DOCUMENT EXTRACT =
The jobless rate met forecasts, rising to 4.3% from the month prior level of 4.2%, the highest level since 2021.
The data all but cement an interest rate reduction at the September FOMC meeting and almost assures another 25-bps reduction by year’s end. The market is suggesting a total of 142 bps pf easing in the next 12 months.
It must be noted that job creation has slowed. It has not contracted for the exception of June. The labor market can be perhaps described as a “low hiring, low firing environment.”
Other notable aspects of the labor report is that the labor participation rate (LPR) nominally rose and the LPR for the ages of 25 and 54, known as prime age workers, increased to the highest in nearly a year…a positive sign. Wages also rose by 3.7%
Considerable attention was previously focused on the firing of federal workers. Many had estimated over 500,000 jobs will be lost by September. Federal employment fell by 15,000 in August and the data indicates only 97,000 federal workers have been fired or have quit since peaking in January. This is almost statistically insignificant for a 2.93-million-person workforce.

GIVEN REQUEST 1 =
For each statement, say whether the labor report excerpt agrees with it, answering yes or no and quoting the deciding words. (a) The jobless rate reached its highest level since 2021. (b) Wages rose by 4.3%. (c) Federal employment fell by 15,000 in August.
The entries that come next are unrelated to the labor report excerpt.

DATA SHOWN =
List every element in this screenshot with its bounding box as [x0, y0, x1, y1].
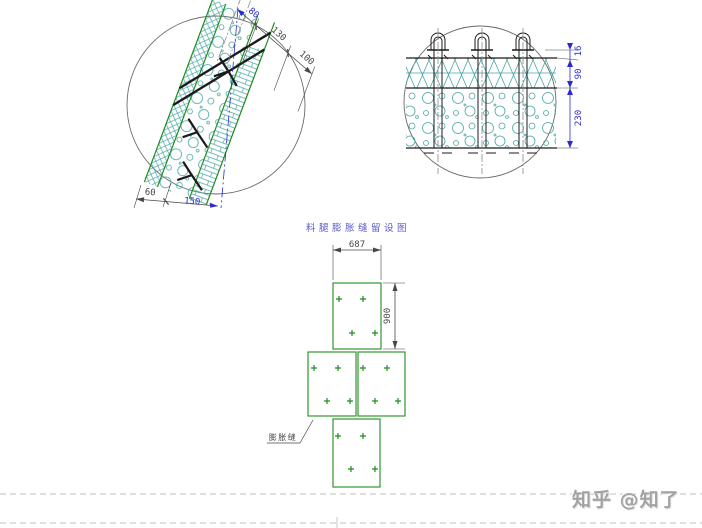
dim-label-60: 60	[144, 188, 156, 199]
zhihu-watermark: 知乎 @知了	[572, 485, 700, 512]
dim-label-90: 90	[574, 69, 584, 80]
plan-height-dimension: 900	[383, 283, 405, 349]
sloped-lining-band	[144, 0, 278, 205]
dim-label-230: 230	[574, 110, 584, 126]
cad-drawing: 80 130 100 60 150	[0, 0, 702, 528]
right-detail-view: 16 90 230	[404, 26, 584, 178]
dim-label-687: 687	[349, 240, 365, 250]
dim-label-150: 150	[184, 196, 201, 207]
dim-label-16: 16	[574, 46, 584, 57]
plan-title: 料腿膨胀缝留设图	[306, 222, 410, 234]
expansion-joint-plan: 料腿膨胀缝留设图 687	[267, 222, 410, 487]
left-detail-view: 80 130 100 60 150	[127, 0, 316, 208]
dim-label-100: 100	[297, 49, 316, 67]
dim-label-900: 900	[383, 308, 393, 324]
joint-label: 膨胀缝	[269, 432, 298, 442]
joint-label-group: 膨胀缝	[267, 420, 313, 443]
plan-width-dimension: 687	[333, 240, 381, 280]
concrete-layer	[406, 88, 556, 148]
drawing-sheet: 80 130 100 60 150	[0, 0, 702, 528]
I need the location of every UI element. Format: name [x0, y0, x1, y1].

GIVEN REQUEST 2 =
Print every line of the entries in Block 1 as it stands, omitting the picture.

RESPONSE 1 =
(a) Yes: "rising to 4.3% from the month prior level of 4.2%, the highest level since 2021."
(b) No: "Wages also rose by 3.7%"
(c) Yes: "Federal employment fell by 15,000 in August"

RESPONSE 2 =
List every element in this screenshot with its bounding box as [x0, y0, x1, y1].
dim-label-60: 60	[144, 188, 156, 199]
zhihu-watermark: 知乎 @知了	[572, 485, 700, 512]
dim-label-90: 90	[574, 69, 584, 80]
plan-height-dimension: 900	[383, 283, 405, 349]
sloped-lining-band	[144, 0, 278, 205]
dim-label-230: 230	[574, 110, 584, 126]
cad-drawing: 80 130 100 60 150	[0, 0, 702, 528]
right-detail-view: 16 90 230	[404, 26, 584, 178]
dim-label-687: 687	[349, 240, 365, 250]
dim-label-150: 150	[184, 196, 201, 207]
dim-label-16: 16	[574, 46, 584, 57]
plan-title: 料腿膨胀缝留设图	[306, 222, 410, 234]
expansion-joint-plan: 料腿膨胀缝留设图 687	[267, 222, 410, 487]
left-detail-view: 80 130 100 60 150	[127, 0, 316, 208]
dim-label-100: 100	[297, 49, 316, 67]
dim-label-900: 900	[383, 308, 393, 324]
joint-label: 膨胀缝	[269, 432, 298, 442]
joint-label-group: 膨胀缝	[267, 420, 313, 443]
plan-width-dimension: 687	[333, 240, 381, 280]
concrete-layer	[406, 88, 556, 148]
drawing-sheet: 80 130 100 60 150	[0, 0, 702, 528]
I need the location of every UI element. Format: name [x0, y0, x1, y1].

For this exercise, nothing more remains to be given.